### Excerpt to read
.....

Towards a Virtual Teammate Whose Support Can Help Alleviate Stress in the Prehospital Care Domain

This is a summary of the author's PhD research investigating the effects that a virtual teammate and their support type have on a user's stress. The focus of this research is in the pre-hospital care domain, with particular focus on personnel with a limited skill set who provide care. There is a growing emergence of volunteer schemes in the United Kingdom ("Community First Responders"), as well as the USA and Australia, where volunteers provide first person on scene care in rural locations before the arrival of professionally trained medical personnel. Along with the increase of these community based schemes and with the support of their governing bodies come technology and systems designed to support and aid the important work that they carry out. With such opportunities comes the ability to investigate methods and design systems that aim to alleviate or manage user (care provider) stress, which is inherent in the situations responders attend and which can have consequences for both carer and casualty. The paucity of literature and existing knowledge about the demands and stressors that these volunteers experience whilst attending to callouts highlighted the need for a nationwide survey to understand these demands. The results from this survey motivated the following studies investigating how similar stress to that experienced in the field can be induced and detected using unobtrusive means of measurement and how individuals' responses to the stressors can be affected by a user interface. 'Alone and isolated' was revealed as the biggest contributor to stress amongst Community First Responders, if it was present, in a callout. We introduce the concept of a virtual teammate and explore how its presence and the support it provides effects user stress. This work goes towards answering our wider research question of whether a virtual teammate can alleviate stress.

.....

### Problem set
• a. How would you translate this sentence from the PhD research summary into Spanish: "This work goes towards answering our wider research question of whether a virtual teammate can alleviate stress."
• b. Answer these questions from the PhD research summary:
(i) Besides the United Kingdom, which countries are named as having volunteer schemes?
(ii) What did the scarcity of literature on these volunteers' demands and stressors show a need for?
(iii) What was revealed as the biggest contributor to stress among Community First Responders?
• c. Which countries does the PhD research summary name?

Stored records
.....

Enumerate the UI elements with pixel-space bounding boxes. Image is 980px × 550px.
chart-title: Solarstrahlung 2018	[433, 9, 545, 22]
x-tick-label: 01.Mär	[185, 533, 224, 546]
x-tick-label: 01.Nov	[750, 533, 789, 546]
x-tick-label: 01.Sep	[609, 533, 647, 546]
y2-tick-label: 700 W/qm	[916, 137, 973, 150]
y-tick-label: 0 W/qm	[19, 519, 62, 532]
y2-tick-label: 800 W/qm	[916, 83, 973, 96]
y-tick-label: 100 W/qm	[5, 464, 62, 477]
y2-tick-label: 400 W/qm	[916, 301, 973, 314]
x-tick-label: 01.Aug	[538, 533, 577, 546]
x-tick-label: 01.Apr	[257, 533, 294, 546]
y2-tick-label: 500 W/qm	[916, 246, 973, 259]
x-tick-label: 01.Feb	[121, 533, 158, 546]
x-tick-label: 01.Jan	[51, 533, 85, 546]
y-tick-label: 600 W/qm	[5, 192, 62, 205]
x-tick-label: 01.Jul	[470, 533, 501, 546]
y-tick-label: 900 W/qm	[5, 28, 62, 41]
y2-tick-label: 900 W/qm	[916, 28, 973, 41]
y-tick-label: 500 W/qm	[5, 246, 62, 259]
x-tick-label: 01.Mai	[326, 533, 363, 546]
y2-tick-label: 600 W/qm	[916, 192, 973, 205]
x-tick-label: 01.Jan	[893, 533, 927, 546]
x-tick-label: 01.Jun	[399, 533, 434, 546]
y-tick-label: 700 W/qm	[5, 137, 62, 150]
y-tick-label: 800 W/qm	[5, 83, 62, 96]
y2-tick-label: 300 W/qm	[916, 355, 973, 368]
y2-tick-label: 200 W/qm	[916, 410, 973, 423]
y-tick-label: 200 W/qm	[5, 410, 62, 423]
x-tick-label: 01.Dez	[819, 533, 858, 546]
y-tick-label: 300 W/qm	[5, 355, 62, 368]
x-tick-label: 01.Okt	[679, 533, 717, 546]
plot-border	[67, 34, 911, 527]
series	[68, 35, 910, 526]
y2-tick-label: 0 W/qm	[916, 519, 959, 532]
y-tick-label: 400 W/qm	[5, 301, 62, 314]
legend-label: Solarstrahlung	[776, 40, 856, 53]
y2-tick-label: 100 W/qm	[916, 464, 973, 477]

.....

### Results by task
• a. Este trabajo contribuye a responder nuestra pregunta de investigación más amplia sobre si un compañero de equipo virtual puede aliviar el estrés.

• b.
(i) The USA and Australia.
(ii) A nationwide survey.
(iii) "Alone and isolated."

• c. The United Kingdom, the USA, Australia